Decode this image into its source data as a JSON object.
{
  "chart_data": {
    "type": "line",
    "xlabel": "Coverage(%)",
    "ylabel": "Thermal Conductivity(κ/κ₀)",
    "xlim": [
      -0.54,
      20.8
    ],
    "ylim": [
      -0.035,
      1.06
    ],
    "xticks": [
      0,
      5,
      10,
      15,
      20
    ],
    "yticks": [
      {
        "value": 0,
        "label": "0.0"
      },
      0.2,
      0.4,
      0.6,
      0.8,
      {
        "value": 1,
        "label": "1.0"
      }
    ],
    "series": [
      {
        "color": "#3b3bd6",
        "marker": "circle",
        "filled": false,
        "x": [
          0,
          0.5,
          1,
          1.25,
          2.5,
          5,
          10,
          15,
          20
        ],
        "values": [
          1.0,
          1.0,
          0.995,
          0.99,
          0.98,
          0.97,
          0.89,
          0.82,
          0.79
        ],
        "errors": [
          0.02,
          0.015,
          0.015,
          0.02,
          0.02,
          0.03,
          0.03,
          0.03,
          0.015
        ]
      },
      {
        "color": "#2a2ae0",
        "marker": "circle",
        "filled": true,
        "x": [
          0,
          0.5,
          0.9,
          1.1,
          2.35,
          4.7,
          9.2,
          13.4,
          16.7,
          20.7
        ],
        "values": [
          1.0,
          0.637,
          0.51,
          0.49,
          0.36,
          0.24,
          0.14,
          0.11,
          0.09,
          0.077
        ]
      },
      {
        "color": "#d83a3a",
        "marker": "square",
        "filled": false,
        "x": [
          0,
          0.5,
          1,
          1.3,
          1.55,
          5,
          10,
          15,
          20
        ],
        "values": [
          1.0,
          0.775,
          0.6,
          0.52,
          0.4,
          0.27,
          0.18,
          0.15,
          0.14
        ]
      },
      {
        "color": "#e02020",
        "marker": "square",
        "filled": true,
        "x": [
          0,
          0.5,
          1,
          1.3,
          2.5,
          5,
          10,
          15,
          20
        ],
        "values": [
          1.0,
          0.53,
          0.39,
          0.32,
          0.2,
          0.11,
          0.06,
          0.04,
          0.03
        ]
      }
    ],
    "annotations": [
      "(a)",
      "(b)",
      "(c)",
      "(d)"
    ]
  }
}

§ **Problem description**: Nothing should be left out: repeat all of the data exactly.

§ **Answer to the exercise**:
Decode this image into its source data as a JSON object.
{
  "chart_data": {
    "type": "line",
    "xlabel": "Coverage(%)",
    "ylabel": "Thermal Conductivity(κ/κ₀)",
    "xlim": [
      -0.54,
      20.8
    ],
    "ylim": [
      -0.035,
      1.06
    ],
    "xticks": [
      0,
      5,
      10,
      15,
      20
    ],
    "yticks": [
      {
        "value": 0,
        "label": "0.0"
      },
      0.2,
      0.4,
      0.6,
      0.8,
      {
        "value": 1,
        "label": "1.0"
      }
    ],
    "series": [
      {
        "color": "#3b3bd6",
        "marker": "circle",
        "filled": false,
        "x": [
          0,
          0.5,
          1,
          1.25,
          2.5,
          5,
          10,
          15,
          20
        ],
        "values": [
          1.0,
          1.0,
          0.995,
          0.99,
          0.98,
          0.97,
          0.89,
          0.82,
          0.79
        ],
        "errors": [
          0.02,
          0.015,
          0.015,
          0.02,
          0.02,
          0.03,
          0.03,
          0.03,
          0.015
        ]
      },
      {
        "color": "#2a2ae0",
        "marker": "circle",
        "filled": true,
        "x": [
          0,
          0.5,
          0.9,
          1.1,
          2.35,
          4.7,
          9.2,
          13.4,
          16.7,
          20.7
        ],
        "values": [
          1.0,
          0.637,
          0.51,
          0.49,
          0.36,
          0.24,
          0.14,
          0.11,
          0.09,
          0.077
        ]
      },
      {
        "color": "#d83a3a",
        "marker": "square",
        "filled": false,
        "x": [
          0,
          0.5,
          1,
          1.3,
          1.55,
          5,
          10,
          15,
          20
        ],
        "values": [
          1.0,
          0.775,
          0.6,
          0.52,
          0.4,
          0.27,
          0.18,
          0.15,
          0.14
        ]
      },
      {
        "color": "#e02020",
        "marker": "square",
        "filled": true,
        "x": [
          0,
          0.5,
          1,
          1.3,
          2.5,
          5,
          10,
          15,
          20
        ],
        "values": [
          1.0,
          0.53,
          0.39,
          0.32,
          0.2,
          0.11,
          0.06,
          0.04,
          0.03
        ]
      }
    ],
    "annotations": [
      "(a)",
      "(b)",
      "(c)",
      "(d)"
    ]
  }
}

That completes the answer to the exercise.